Description of the task:
Reproduce all of the material exactly as shown.

# START OF Material for this task

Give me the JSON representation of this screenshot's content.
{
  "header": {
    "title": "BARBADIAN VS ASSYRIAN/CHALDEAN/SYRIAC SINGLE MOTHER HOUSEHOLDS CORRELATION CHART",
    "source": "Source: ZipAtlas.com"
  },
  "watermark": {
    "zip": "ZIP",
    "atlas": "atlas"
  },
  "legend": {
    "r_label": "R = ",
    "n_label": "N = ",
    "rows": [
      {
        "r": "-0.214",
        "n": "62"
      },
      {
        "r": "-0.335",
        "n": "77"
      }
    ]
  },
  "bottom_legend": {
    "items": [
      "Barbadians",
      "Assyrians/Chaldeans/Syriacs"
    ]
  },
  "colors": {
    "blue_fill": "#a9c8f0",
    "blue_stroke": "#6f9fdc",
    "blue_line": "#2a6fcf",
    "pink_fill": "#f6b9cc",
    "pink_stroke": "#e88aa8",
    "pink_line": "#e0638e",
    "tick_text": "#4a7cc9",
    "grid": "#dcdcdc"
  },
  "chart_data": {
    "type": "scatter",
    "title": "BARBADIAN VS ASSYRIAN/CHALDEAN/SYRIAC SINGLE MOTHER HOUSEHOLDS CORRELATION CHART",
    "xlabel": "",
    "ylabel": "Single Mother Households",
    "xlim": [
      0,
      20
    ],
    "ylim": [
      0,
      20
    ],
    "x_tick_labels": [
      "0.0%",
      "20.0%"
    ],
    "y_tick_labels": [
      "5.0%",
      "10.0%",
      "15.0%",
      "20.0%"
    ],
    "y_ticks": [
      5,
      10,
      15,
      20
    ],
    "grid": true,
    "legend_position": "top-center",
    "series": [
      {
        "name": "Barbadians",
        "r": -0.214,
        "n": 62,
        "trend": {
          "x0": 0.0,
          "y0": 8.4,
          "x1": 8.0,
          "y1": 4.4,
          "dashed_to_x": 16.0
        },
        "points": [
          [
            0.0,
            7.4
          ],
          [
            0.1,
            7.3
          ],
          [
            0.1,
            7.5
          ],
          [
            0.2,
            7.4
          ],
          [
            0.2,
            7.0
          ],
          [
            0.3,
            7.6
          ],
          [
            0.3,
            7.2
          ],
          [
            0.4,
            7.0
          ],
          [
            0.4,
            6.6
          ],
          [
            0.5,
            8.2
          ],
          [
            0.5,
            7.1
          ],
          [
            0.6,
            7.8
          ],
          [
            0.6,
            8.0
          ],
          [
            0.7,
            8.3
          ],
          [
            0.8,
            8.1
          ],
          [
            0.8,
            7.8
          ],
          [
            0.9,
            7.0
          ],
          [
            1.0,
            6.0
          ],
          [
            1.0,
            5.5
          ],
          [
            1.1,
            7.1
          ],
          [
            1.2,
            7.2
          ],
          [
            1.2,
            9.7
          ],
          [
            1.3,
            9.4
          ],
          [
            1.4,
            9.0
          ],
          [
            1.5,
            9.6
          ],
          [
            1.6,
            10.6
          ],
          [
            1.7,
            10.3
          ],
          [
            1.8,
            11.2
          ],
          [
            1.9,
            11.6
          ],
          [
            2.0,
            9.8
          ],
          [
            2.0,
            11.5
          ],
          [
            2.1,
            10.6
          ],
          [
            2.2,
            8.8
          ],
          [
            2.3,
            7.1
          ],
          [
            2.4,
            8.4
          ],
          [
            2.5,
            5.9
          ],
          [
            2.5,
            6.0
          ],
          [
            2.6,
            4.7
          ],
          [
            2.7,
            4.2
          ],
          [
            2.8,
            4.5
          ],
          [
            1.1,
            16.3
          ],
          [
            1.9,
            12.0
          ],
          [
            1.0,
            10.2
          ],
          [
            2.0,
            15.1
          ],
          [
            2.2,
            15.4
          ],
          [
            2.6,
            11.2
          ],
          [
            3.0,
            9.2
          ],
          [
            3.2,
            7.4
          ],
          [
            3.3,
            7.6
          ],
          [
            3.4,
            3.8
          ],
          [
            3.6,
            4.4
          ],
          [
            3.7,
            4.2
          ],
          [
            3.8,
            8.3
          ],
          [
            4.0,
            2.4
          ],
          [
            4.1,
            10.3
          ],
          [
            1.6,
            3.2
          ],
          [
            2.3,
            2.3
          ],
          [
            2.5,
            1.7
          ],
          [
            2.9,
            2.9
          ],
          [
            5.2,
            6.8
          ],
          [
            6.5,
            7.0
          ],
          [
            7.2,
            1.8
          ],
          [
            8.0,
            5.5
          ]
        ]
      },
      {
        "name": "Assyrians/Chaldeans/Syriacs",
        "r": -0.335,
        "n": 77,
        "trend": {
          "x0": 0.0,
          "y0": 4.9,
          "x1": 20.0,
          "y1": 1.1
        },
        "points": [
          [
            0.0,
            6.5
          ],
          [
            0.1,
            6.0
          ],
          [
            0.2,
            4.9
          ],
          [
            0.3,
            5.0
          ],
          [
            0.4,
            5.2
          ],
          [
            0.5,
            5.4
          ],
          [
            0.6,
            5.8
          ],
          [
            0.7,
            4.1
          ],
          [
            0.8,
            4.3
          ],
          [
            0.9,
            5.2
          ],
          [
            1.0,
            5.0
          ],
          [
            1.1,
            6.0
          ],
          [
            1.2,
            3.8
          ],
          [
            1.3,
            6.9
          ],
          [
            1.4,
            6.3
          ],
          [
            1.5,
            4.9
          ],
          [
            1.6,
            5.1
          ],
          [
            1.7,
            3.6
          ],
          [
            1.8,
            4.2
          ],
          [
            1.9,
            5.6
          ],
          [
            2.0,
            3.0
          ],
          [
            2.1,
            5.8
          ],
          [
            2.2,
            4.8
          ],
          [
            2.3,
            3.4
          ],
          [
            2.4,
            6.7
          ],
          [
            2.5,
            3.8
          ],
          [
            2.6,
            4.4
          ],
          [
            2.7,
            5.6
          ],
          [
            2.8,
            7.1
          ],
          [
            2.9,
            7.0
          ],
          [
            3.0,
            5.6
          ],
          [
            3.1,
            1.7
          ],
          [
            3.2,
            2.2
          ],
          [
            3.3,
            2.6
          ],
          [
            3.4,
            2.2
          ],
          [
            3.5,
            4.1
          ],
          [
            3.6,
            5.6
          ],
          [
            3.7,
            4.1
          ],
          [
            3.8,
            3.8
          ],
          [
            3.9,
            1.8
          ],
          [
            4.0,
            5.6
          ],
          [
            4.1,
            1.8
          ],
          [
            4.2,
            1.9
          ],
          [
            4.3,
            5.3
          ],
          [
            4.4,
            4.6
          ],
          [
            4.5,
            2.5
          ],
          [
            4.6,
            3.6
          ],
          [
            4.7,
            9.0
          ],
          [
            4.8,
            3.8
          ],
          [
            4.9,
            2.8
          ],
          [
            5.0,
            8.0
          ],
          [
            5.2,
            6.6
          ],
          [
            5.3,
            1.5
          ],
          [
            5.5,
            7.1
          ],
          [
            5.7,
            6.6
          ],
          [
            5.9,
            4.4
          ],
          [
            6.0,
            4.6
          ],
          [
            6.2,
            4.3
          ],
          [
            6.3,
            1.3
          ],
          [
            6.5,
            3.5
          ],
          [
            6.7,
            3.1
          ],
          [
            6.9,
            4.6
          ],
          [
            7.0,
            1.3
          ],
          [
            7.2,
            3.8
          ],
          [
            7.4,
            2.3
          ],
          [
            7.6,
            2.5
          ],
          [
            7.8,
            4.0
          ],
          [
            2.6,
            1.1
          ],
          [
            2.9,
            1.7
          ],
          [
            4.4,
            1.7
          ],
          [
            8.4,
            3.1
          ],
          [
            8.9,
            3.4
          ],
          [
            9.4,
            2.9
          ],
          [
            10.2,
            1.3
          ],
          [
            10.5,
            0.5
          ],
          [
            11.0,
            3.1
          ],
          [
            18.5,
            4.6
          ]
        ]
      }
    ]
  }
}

# END OF Material for this task

Full response:
Give me the JSON representation of this screenshot's content.
{
  "header": {
    "title": "BARBADIAN VS ASSYRIAN/CHALDEAN/SYRIAC SINGLE MOTHER HOUSEHOLDS CORRELATION CHART",
    "source": "Source: ZipAtlas.com"
  },
  "watermark": {
    "zip": "ZIP",
    "atlas": "atlas"
  },
  "legend": {
    "r_label": "R = ",
    "n_label": "N = ",
    "rows": [
      {
        "r": "-0.214",
        "n": "62"
      },
      {
        "r": "-0.335",
        "n": "77"
      }
    ]
  },
  "bottom_legend": {
    "items": [
      "Barbadians",
      "Assyrians/Chaldeans/Syriacs"
    ]
  },
  "colors": {
    "blue_fill": "#a9c8f0",
    "blue_stroke": "#6f9fdc",
    "blue_line": "#2a6fcf",
    "pink_fill": "#f6b9cc",
    "pink_stroke": "#e88aa8",
    "pink_line": "#e0638e",
    "tick_text": "#4a7cc9",
    "grid": "#dcdcdc"
  },
  "chart_data": {
    "type": "scatter",
    "title": "BARBADIAN VS ASSYRIAN/CHALDEAN/SYRIAC SINGLE MOTHER HOUSEHOLDS CORRELATION CHART",
    "xlabel": "",
    "ylabel": "Single Mother Households",
    "xlim": [
      0,
      20
    ],
    "ylim": [
      0,
      20
    ],
    "x_tick_labels": [
      "0.0%",
      "20.0%"
    ],
    "y_tick_labels": [
      "5.0%",
      "10.0%",
      "15.0%",
      "20.0%"
    ],
    "y_ticks": [
      5,
      10,
      15,
      20
    ],
    "grid": true,
    "legend_position": "top-center",
    "series": [
      {
        "name": "Barbadians",
        "r": -0.214,
        "n": 62,
        "trend": {
          "x0": 0.0,
          "y0": 8.4,
          "x1": 8.0,
          "y1": 4.4,
          "dashed_to_x": 16.0
        },
        "points": [
          [
            0.0,
            7.4
          ],
          [
            0.1,
            7.3
          ],
          [
            0.1,
            7.5
          ],
          [
            0.2,
            7.4
          ],
          [
            0.2,
            7.0
          ],
          [
            0.3,
            7.6
          ],
          [
            0.3,
            7.2
          ],
          [
            0.4,
            7.0
          ],
          [
            0.4,
            6.6
          ],
          [
            0.5,
            8.2
          ],
          [
            0.5,
            7.1
          ],
          [
            0.6,
            7.8
          ],
          [
            0.6,
            8.0
          ],
          [
            0.7,
            8.3
          ],
          [
            0.8,
            8.1
          ],
          [
            0.8,
            7.8
          ],
          [
            0.9,
            7.0
          ],
          [
            1.0,
            6.0
          ],
          [
            1.0,
            5.5
          ],
          [
            1.1,
            7.1
          ],
          [
            1.2,
            7.2
          ],
          [
            1.2,
            9.7
          ],
          [
            1.3,
            9.4
          ],
          [
            1.4,
            9.0
          ],
          [
            1.5,
            9.6
          ],
          [
            1.6,
            10.6
          ],
          [
            1.7,
            10.3
          ],
          [
            1.8,
            11.2
          ],
          [
            1.9,
            11.6
          ],
          [
            2.0,
            9.8
          ],
          [
            2.0,
            11.5
          ],
          [
            2.1,
            10.6
          ],
          [
            2.2,
            8.8
          ],
          [
            2.3,
            7.1
          ],
          [
            2.4,
            8.4
          ],
          [
            2.5,
            5.9
          ],
          [
            2.5,
            6.0
          ],
          [
            2.6,
            4.7
          ],
          [
            2.7,
            4.2
          ],
          [
            2.8,
            4.5
          ],
          [
            1.1,
            16.3
          ],
          [
            1.9,
            12.0
          ],
          [
            1.0,
            10.2
          ],
          [
            2.0,
            15.1
          ],
          [
            2.2,
            15.4
          ],
          [
            2.6,
            11.2
          ],
          [
            3.0,
            9.2
          ],
          [
            3.2,
            7.4
          ],
          [
            3.3,
            7.6
          ],
          [
            3.4,
            3.8
          ],
          [
            3.6,
            4.4
          ],
          [
            3.7,
            4.2
          ],
          [
            3.8,
            8.3
          ],
          [
            4.0,
            2.4
          ],
          [
            4.1,
            10.3
          ],
          [
            1.6,
            3.2
          ],
          [
            2.3,
            2.3
          ],
          [
            2.5,
            1.7
          ],
          [
            2.9,
            2.9
          ],
          [
            5.2,
            6.8
          ],
          [
            6.5,
            7.0
          ],
          [
            7.2,
            1.8
          ],
          [
            8.0,
            5.5
          ]
        ]
      },
      {
        "name": "Assyrians/Chaldeans/Syriacs",
        "r": -0.335,
        "n": 77,
        "trend": {
          "x0": 0.0,
          "y0": 4.9,
          "x1": 20.0,
          "y1": 1.1
        },
        "points": [
          [
            0.0,
            6.5
          ],
          [
            0.1,
            6.0
          ],
          [
            0.2,
            4.9
          ],
          [
            0.3,
            5.0
          ],
          [
            0.4,
            5.2
          ],
          [
            0.5,
            5.4
          ],
          [
            0.6,
            5.8
          ],
          [
            0.7,
            4.1
          ],
          [
            0.8,
            4.3
          ],
          [
            0.9,
            5.2
          ],
          [
            1.0,
            5.0
          ],
          [
            1.1,
            6.0
          ],
          [
            1.2,
            3.8
          ],
          [
            1.3,
            6.9
          ],
          [
            1.4,
            6.3
          ],
          [
            1.5,
            4.9
          ],
          [
            1.6,
            5.1
          ],
          [
            1.7,
            3.6
          ],
          [
            1.8,
            4.2
          ],
          [
            1.9,
            5.6
          ],
          [
            2.0,
            3.0
          ],
          [
            2.1,
            5.8
          ],
          [
            2.2,
            4.8
          ],
          [
            2.3,
            3.4
          ],
          [
            2.4,
            6.7
          ],
          [
            2.5,
            3.8
          ],
          [
            2.6,
            4.4
          ],
          [
            2.7,
            5.6
          ],
          [
            2.8,
            7.1
          ],
          [
            2.9,
            7.0
          ],
          [
            3.0,
            5.6
          ],
          [
            3.1,
            1.7
          ],
          [
            3.2,
            2.2
          ],
          [
            3.3,
            2.6
          ],
          [
            3.4,
            2.2
          ],
          [
            3.5,
            4.1
          ],
          [
            3.6,
            5.6
          ],
          [
            3.7,
            4.1
          ],
          [
            3.8,
            3.8
          ],
          [
            3.9,
            1.8
          ],
          [
            4.0,
            5.6
          ],
          [
            4.1,
            1.8
          ],
          [
            4.2,
            1.9
          ],
          [
            4.3,
            5.3
          ],
          [
            4.4,
            4.6
          ],
          [
            4.5,
            2.5
          ],
          [
            4.6,
            3.6
          ],
          [
            4.7,
            9.0
          ],
          [
            4.8,
            3.8
          ],
          [
            4.9,
            2.8
          ],
          [
            5.0,
            8.0
          ],
          [
            5.2,
            6.6
          ],
          [
            5.3,
            1.5
          ],
          [
            5.5,
            7.1
          ],
          [
            5.7,
            6.6
          ],
          [
            5.9,
            4.4
          ],
          [
            6.0,
            4.6
          ],
          [
            6.2,
            4.3
          ],
          [
            6.3,
            1.3
          ],
          [
            6.5,
            3.5
          ],
          [
            6.7,
            3.1
          ],
          [
            6.9,
            4.6
          ],
          [
            7.0,
            1.3
          ],
          [
            7.2,
            3.8
          ],
          [
            7.4,
            2.3
          ],
          [
            7.6,
            2.5
          ],
          [
            7.8,
            4.0
          ],
          [
            2.6,
            1.1
          ],
          [
            2.9,
            1.7
          ],
          [
            4.4,
            1.7
          ],
          [
            8.4,
            3.1
          ],
          [
            8.9,
            3.4
          ],
          [
            9.4,
            2.9
          ],
          [
            10.2,
            1.3
          ],
          [
            10.5,
            0.5
          ],
          [
            11.0,
            3.1
          ],
          [
            18.5,
            4.6
          ]
        ]
      }
    ]
  }
}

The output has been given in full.